● **Your task**: Retype the records in full, keeping each character as it is.

Segment Start: Provided records

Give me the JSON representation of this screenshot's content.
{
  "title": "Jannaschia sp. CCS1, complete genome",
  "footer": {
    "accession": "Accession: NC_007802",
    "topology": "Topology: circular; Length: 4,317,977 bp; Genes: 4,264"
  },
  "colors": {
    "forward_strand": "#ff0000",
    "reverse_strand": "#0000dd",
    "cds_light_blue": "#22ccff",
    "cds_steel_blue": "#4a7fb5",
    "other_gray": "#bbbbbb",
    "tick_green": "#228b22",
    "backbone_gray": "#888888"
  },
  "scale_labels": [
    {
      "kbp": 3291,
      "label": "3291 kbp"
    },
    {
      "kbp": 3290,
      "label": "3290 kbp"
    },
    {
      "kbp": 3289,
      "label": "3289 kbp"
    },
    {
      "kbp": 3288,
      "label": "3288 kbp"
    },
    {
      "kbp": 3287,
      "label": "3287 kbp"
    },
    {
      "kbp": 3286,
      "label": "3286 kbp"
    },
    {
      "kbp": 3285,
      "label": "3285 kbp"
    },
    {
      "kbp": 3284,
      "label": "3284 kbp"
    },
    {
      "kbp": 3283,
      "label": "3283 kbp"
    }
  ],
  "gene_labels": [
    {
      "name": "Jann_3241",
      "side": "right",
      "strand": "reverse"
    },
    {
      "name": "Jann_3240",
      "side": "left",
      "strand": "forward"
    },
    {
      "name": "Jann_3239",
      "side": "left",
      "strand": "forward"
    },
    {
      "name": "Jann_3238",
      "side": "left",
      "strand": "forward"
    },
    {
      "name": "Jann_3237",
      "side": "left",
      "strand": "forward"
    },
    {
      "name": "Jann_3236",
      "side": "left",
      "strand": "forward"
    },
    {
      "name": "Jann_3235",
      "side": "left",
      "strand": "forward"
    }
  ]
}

Segment End: Provided records

● **Answer to the problem**:
Give me the JSON representation of this screenshot's content.
{
  "title": "Jannaschia sp. CCS1, complete genome",
  "footer": {
    "accession": "Accession: NC_007802",
    "topology": "Topology: circular; Length: 4,317,977 bp; Genes: 4,264"
  },
  "colors": {
    "forward_strand": "#ff0000",
    "reverse_strand": "#0000dd",
    "cds_light_blue": "#22ccff",
    "cds_steel_blue": "#4a7fb5",
    "other_gray": "#bbbbbb",
    "tick_green": "#228b22",
    "backbone_gray": "#888888"
  },
  "scale_labels": [
    {
      "kbp": 3291,
      "label": "3291 kbp"
    },
    {
      "kbp": 3290,
      "label": "3290 kbp"
    },
    {
      "kbp": 3289,
      "label": "3289 kbp"
    },
    {
      "kbp": 3288,
      "label": "3288 kbp"
    },
    {
      "kbp": 3287,
      "label": "3287 kbp"
    },
    {
      "kbp": 3286,
      "label": "3286 kbp"
    },
    {
      "kbp": 3285,
      "label": "3285 kbp"
    },
    {
      "kbp": 3284,
      "label": "3284 kbp"
    },
    {
      "kbp": 3283,
      "label": "3283 kbp"
    }
  ],
  "gene_labels": [
    {
      "name": "Jann_3241",
      "side": "right",
      "strand": "reverse"
    },
    {
      "name": "Jann_3240",
      "side": "left",
      "strand": "forward"
    },
    {
      "name": "Jann_3239",
      "side": "left",
      "strand": "forward"
    },
    {
      "name": "Jann_3238",
      "side": "left",
      "strand": "forward"
    },
    {
      "name": "Jann_3237",
      "side": "left",
      "strand": "forward"
    },
    {
      "name": "Jann_3236",
      "side": "left",
      "strand": "forward"
    },
    {
      "name": "Jann_3235",
      "side": "left",
      "strand": "forward"
    }
  ]
}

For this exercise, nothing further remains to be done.